What the exercise asks: Give every line again exactly as it appears, please, but not the pictures.

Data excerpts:

★ ★ ★

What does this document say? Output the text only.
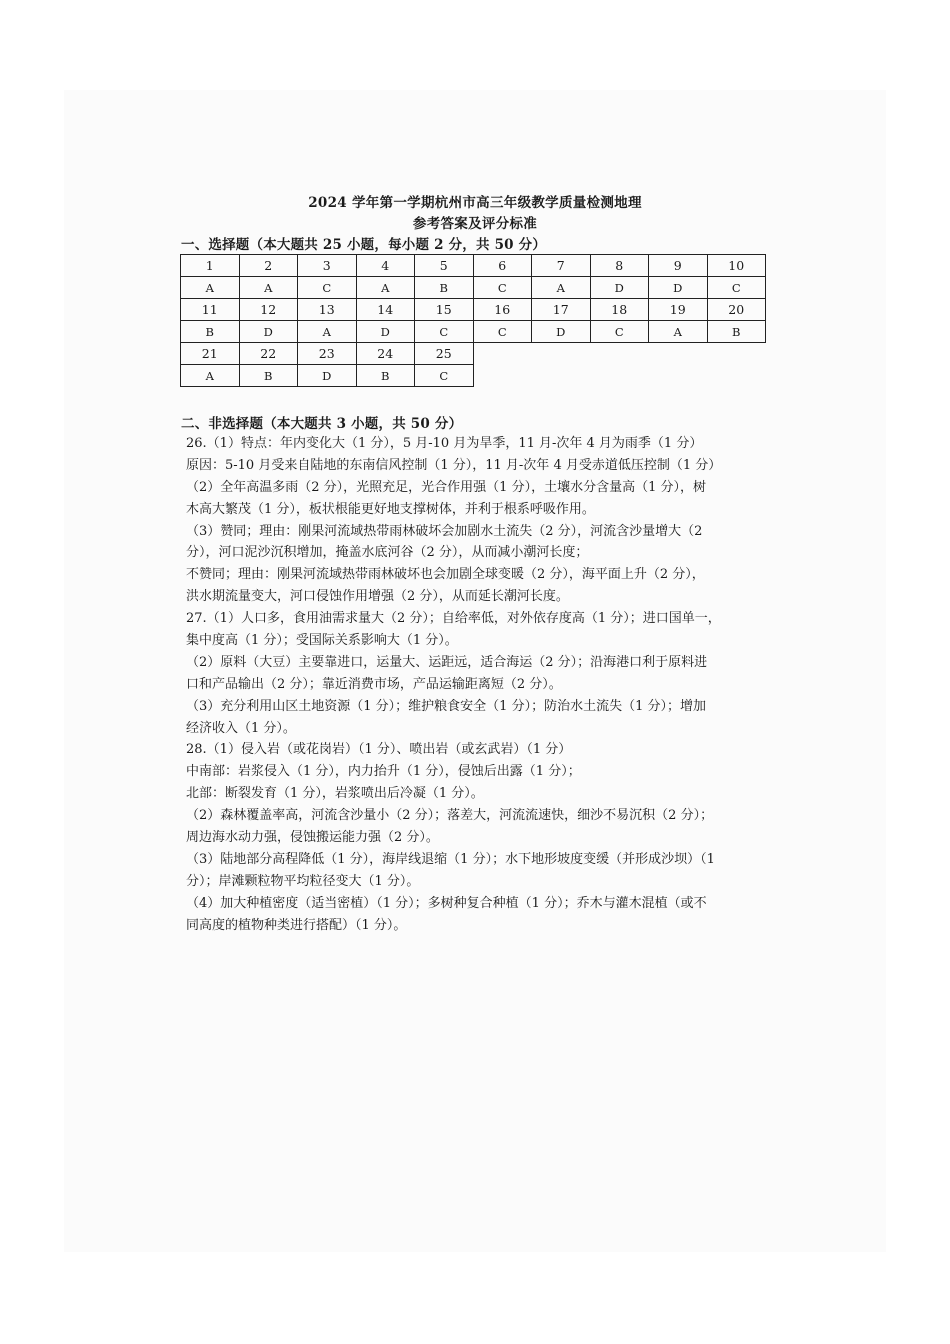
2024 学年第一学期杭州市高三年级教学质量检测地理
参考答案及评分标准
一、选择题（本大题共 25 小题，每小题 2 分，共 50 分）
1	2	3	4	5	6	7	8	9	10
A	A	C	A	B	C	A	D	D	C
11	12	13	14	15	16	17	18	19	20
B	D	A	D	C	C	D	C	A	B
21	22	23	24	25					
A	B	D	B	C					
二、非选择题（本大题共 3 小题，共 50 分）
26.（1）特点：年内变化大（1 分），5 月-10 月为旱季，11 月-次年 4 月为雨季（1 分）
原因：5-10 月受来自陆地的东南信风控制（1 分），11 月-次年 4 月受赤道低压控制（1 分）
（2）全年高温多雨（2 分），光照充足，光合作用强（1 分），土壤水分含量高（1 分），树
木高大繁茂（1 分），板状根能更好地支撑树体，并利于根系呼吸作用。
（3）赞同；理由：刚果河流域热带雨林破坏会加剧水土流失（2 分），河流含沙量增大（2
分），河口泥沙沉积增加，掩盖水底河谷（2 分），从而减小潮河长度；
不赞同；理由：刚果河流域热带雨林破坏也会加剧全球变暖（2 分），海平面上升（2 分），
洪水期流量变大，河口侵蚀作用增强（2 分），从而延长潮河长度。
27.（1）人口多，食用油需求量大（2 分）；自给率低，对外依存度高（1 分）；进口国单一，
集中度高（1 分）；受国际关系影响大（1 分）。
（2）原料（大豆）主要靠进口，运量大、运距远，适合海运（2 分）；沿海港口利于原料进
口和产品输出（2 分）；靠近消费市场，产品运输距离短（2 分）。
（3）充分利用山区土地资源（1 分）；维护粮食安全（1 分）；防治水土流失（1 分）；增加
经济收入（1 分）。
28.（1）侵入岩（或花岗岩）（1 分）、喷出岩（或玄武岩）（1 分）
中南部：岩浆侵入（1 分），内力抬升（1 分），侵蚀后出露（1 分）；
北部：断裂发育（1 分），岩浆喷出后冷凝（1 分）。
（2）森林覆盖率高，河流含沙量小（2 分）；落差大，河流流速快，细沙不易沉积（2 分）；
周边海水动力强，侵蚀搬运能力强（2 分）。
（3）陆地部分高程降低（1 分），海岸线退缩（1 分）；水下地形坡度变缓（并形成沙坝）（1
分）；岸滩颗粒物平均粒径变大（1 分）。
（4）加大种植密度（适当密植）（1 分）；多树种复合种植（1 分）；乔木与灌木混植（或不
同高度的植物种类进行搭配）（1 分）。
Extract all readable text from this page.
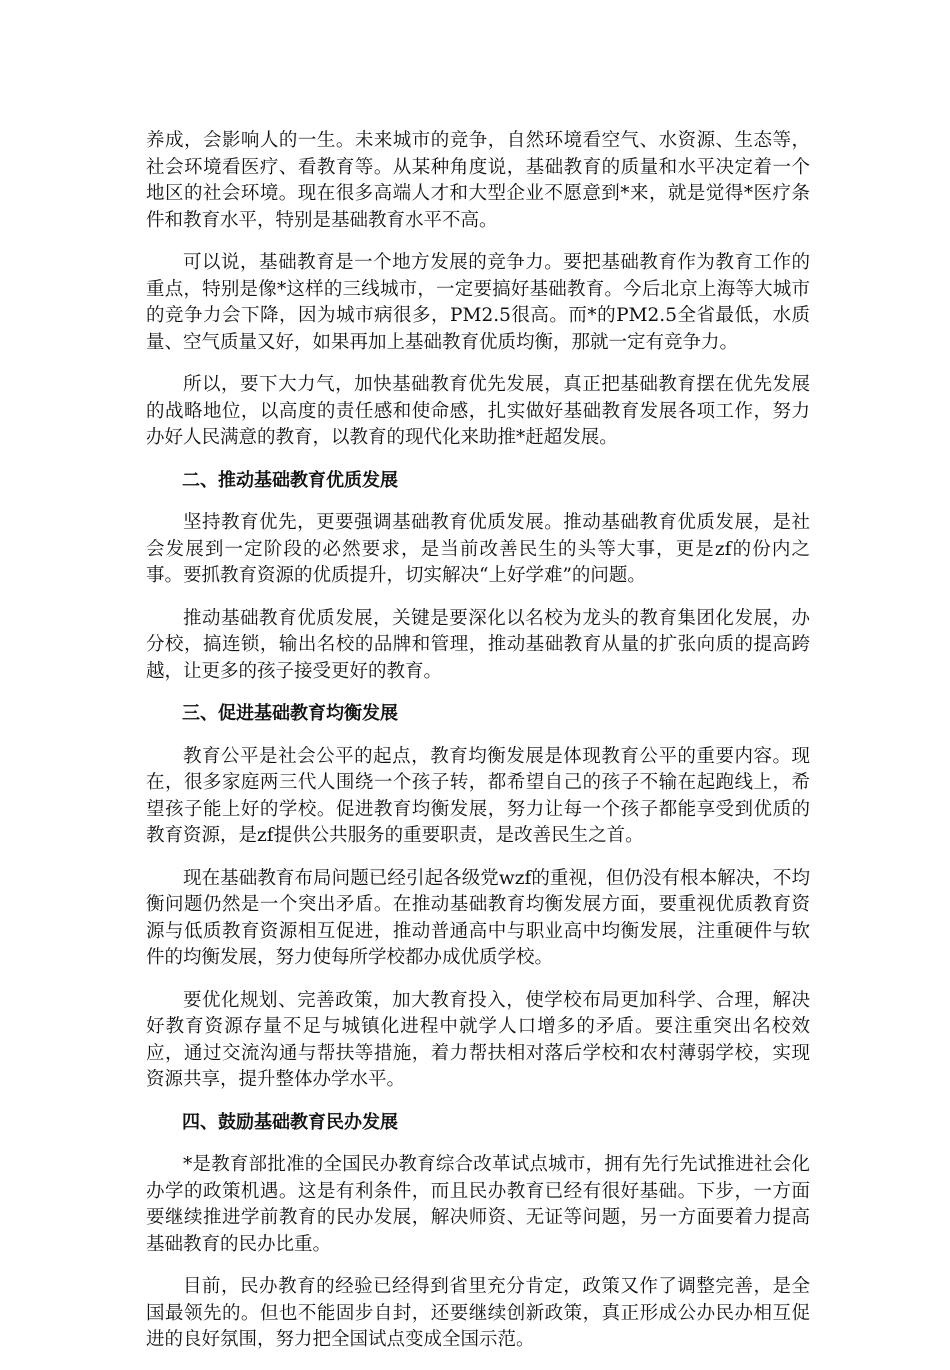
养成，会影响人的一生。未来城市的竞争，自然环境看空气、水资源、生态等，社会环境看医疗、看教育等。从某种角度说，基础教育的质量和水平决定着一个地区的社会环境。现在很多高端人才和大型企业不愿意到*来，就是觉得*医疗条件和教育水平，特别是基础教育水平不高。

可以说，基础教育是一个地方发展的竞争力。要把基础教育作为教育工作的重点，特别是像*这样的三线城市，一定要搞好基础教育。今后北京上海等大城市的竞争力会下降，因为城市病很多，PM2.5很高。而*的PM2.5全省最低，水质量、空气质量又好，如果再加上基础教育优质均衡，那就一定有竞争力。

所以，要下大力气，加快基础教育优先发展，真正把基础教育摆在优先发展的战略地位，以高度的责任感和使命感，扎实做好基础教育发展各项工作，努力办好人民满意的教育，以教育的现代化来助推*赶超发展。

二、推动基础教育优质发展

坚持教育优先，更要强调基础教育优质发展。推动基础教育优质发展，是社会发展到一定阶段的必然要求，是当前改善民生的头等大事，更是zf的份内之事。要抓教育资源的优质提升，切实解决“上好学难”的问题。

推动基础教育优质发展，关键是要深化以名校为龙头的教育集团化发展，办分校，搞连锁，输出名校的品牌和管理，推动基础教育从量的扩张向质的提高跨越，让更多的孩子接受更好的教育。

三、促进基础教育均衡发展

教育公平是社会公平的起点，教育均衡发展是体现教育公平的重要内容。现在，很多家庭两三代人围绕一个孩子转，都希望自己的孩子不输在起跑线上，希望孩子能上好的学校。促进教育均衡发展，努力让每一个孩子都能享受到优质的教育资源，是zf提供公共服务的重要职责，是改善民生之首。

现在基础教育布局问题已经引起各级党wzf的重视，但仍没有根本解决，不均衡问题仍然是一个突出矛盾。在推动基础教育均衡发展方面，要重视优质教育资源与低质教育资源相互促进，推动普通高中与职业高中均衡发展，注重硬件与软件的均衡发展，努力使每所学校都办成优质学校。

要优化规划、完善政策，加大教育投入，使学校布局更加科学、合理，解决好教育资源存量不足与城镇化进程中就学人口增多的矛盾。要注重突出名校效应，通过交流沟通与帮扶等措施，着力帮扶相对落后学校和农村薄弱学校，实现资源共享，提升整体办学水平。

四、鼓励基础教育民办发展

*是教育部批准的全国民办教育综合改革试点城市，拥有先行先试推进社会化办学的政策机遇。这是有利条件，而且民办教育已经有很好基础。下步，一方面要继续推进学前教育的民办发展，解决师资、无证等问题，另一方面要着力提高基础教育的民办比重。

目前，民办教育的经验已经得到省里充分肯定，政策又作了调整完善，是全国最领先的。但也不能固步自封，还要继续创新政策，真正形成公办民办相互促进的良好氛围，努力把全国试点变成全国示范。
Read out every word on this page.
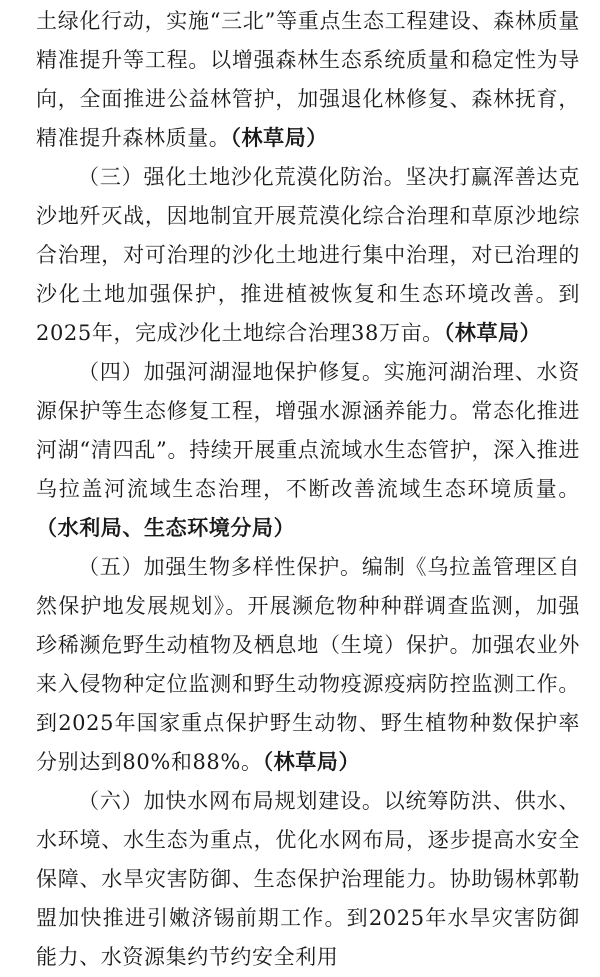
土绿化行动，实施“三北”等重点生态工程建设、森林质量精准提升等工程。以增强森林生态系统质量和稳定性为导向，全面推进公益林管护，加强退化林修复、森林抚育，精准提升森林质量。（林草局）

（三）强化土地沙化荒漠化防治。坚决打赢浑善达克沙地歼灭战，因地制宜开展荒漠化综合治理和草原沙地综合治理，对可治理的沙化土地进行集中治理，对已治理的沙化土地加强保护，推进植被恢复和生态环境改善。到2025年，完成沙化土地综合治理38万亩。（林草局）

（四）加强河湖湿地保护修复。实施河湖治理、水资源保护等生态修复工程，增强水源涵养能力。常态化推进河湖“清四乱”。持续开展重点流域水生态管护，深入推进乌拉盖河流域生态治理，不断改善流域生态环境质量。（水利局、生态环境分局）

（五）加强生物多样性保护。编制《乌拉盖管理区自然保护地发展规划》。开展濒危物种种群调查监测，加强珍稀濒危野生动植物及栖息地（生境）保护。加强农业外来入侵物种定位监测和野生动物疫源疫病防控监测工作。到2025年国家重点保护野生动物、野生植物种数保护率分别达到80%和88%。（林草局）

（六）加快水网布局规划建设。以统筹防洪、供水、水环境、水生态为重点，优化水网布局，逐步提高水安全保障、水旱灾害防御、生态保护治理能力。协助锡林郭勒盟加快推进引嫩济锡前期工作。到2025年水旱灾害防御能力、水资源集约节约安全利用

★ ★ ★

Full answer:
What does this document say? Output the text only.
2024 学年第一学期杭州市高三年级教学质量检测地理
参考答案及评分标准
一、选择题（本大题共 25 小题，每小题 2 分，共 50 分）
1	2	3	4	5	6	7	8	9	10
A	A	C	A	B	C	A	D	D	C
11	12	13	14	15	16	17	18	19	20
B	D	A	D	C	C	D	C	A	B
21	22	23	24	25					
A	B	D	B	C					
二、非选择题（本大题共 3 小题，共 50 分）
26.（1）特点：年内变化大（1 分），5 月-10 月为旱季，11 月-次年 4 月为雨季（1 分）
原因：5-10 月受来自陆地的东南信风控制（1 分），11 月-次年 4 月受赤道低压控制（1 分）
（2）全年高温多雨（2 分），光照充足，光合作用强（1 分），土壤水分含量高（1 分），树
木高大繁茂（1 分），板状根能更好地支撑树体，并利于根系呼吸作用。
（3）赞同；理由：刚果河流域热带雨林破坏会加剧水土流失（2 分），河流含沙量增大（2
分），河口泥沙沉积增加，掩盖水底河谷（2 分），从而减小潮河长度；
不赞同；理由：刚果河流域热带雨林破坏也会加剧全球变暖（2 分），海平面上升（2 分），
洪水期流量变大，河口侵蚀作用增强（2 分），从而延长潮河长度。
27.（1）人口多，食用油需求量大（2 分）；自给率低，对外依存度高（1 分）；进口国单一，
集中度高（1 分）；受国际关系影响大（1 分）。
（2）原料（大豆）主要靠进口，运量大、运距远，适合海运（2 分）；沿海港口利于原料进
口和产品输出（2 分）；靠近消费市场，产品运输距离短（2 分）。
（3）充分利用山区土地资源（1 分）；维护粮食安全（1 分）；防治水土流失（1 分）；增加
经济收入（1 分）。
28.（1）侵入岩（或花岗岩）（1 分）、喷出岩（或玄武岩）（1 分）
中南部：岩浆侵入（1 分），内力抬升（1 分），侵蚀后出露（1 分）；
北部：断裂发育（1 分），岩浆喷出后冷凝（1 分）。
（2）森林覆盖率高，河流含沙量小（2 分）；落差大，河流流速快，细沙不易沉积（2 分）；
周边海水动力强，侵蚀搬运能力强（2 分）。
（3）陆地部分高程降低（1 分），海岸线退缩（1 分）；水下地形坡度变缓（并形成沙坝）（1
分）；岸滩颗粒物平均粒径变大（1 分）。
（4）加大种植密度（适当密植）（1 分）；多树种复合种植（1 分）；乔木与灌木混植（或不
同高度的植物种类进行搭配）（1 分）。
Extract all readable text from this page.
养成，会影响人的一生。未来城市的竞争，自然环境看空气、水资源、生态等，社会环境看医疗、看教育等。从某种角度说，基础教育的质量和水平决定着一个地区的社会环境。现在很多高端人才和大型企业不愿意到*来，就是觉得*医疗条件和教育水平，特别是基础教育水平不高。

可以说，基础教育是一个地方发展的竞争力。要把基础教育作为教育工作的重点，特别是像*这样的三线城市，一定要搞好基础教育。今后北京上海等大城市的竞争力会下降，因为城市病很多，PM2.5很高。而*的PM2.5全省最低，水质量、空气质量又好，如果再加上基础教育优质均衡，那就一定有竞争力。

所以，要下大力气，加快基础教育优先发展，真正把基础教育摆在优先发展的战略地位，以高度的责任感和使命感，扎实做好基础教育发展各项工作，努力办好人民满意的教育，以教育的现代化来助推*赶超发展。

二、推动基础教育优质发展

坚持教育优先，更要强调基础教育优质发展。推动基础教育优质发展，是社会发展到一定阶段的必然要求，是当前改善民生的头等大事，更是zf的份内之事。要抓教育资源的优质提升，切实解决“上好学难”的问题。

推动基础教育优质发展，关键是要深化以名校为龙头的教育集团化发展，办分校，搞连锁，输出名校的品牌和管理，推动基础教育从量的扩张向质的提高跨越，让更多的孩子接受更好的教育。

三、促进基础教育均衡发展

教育公平是社会公平的起点，教育均衡发展是体现教育公平的重要内容。现在，很多家庭两三代人围绕一个孩子转，都希望自己的孩子不输在起跑线上，希望孩子能上好的学校。促进教育均衡发展，努力让每一个孩子都能享受到优质的教育资源，是zf提供公共服务的重要职责，是改善民生之首。

现在基础教育布局问题已经引起各级党wzf的重视，但仍没有根本解决，不均衡问题仍然是一个突出矛盾。在推动基础教育均衡发展方面，要重视优质教育资源与低质教育资源相互促进，推动普通高中与职业高中均衡发展，注重硬件与软件的均衡发展，努力使每所学校都办成优质学校。

要优化规划、完善政策，加大教育投入，使学校布局更加科学、合理，解决好教育资源存量不足与城镇化进程中就学人口增多的矛盾。要注重突出名校效应，通过交流沟通与帮扶等措施，着力帮扶相对落后学校和农村薄弱学校，实现资源共享，提升整体办学水平。

四、鼓励基础教育民办发展

*是教育部批准的全国民办教育综合改革试点城市，拥有先行先试推进社会化办学的政策机遇。这是有利条件，而且民办教育已经有很好基础。下步，一方面要继续推进学前教育的民办发展，解决师资、无证等问题，另一方面要着力提高基础教育的民办比重。

目前，民办教育的经验已经得到省里充分肯定，政策又作了调整完善，是全国最领先的。但也不能固步自封，还要继续创新政策，真正形成公办民办相互促进的良好氛围，努力把全国试点变成全国示范。
Read out every word on this page.
土绿化行动，实施“三北”等重点生态工程建设、森林质量精准提升等工程。以增强森林生态系统质量和稳定性为导向，全面推进公益林管护，加强退化林修复、森林抚育，精准提升森林质量。（林草局）

（三）强化土地沙化荒漠化防治。坚决打赢浑善达克沙地歼灭战，因地制宜开展荒漠化综合治理和草原沙地综合治理，对可治理的沙化土地进行集中治理，对已治理的沙化土地加强保护，推进植被恢复和生态环境改善。到2025年，完成沙化土地综合治理38万亩。（林草局）

（四）加强河湖湿地保护修复。实施河湖治理、水资源保护等生态修复工程，增强水源涵养能力。常态化推进河湖“清四乱”。持续开展重点流域水生态管护，深入推进乌拉盖河流域生态治理，不断改善流域生态环境质量。（水利局、生态环境分局）

（五）加强生物多样性保护。编制《乌拉盖管理区自然保护地发展规划》。开展濒危物种种群调查监测，加强珍稀濒危野生动植物及栖息地（生境）保护。加强农业外来入侵物种定位监测和野生动物疫源疫病防控监测工作。到2025年国家重点保护野生动物、野生植物种数保护率分别达到80%和88%。（林草局）

（六）加快水网布局规划建设。以统筹防洪、供水、水环境、水生态为重点，优化水网布局，逐步提高水安全保障、水旱灾害防御、生态保护治理能力。协助锡林郭勒盟加快推进引嫩济锡前期工作。到2025年水旱灾害防御能力、水资源集约节约安全利用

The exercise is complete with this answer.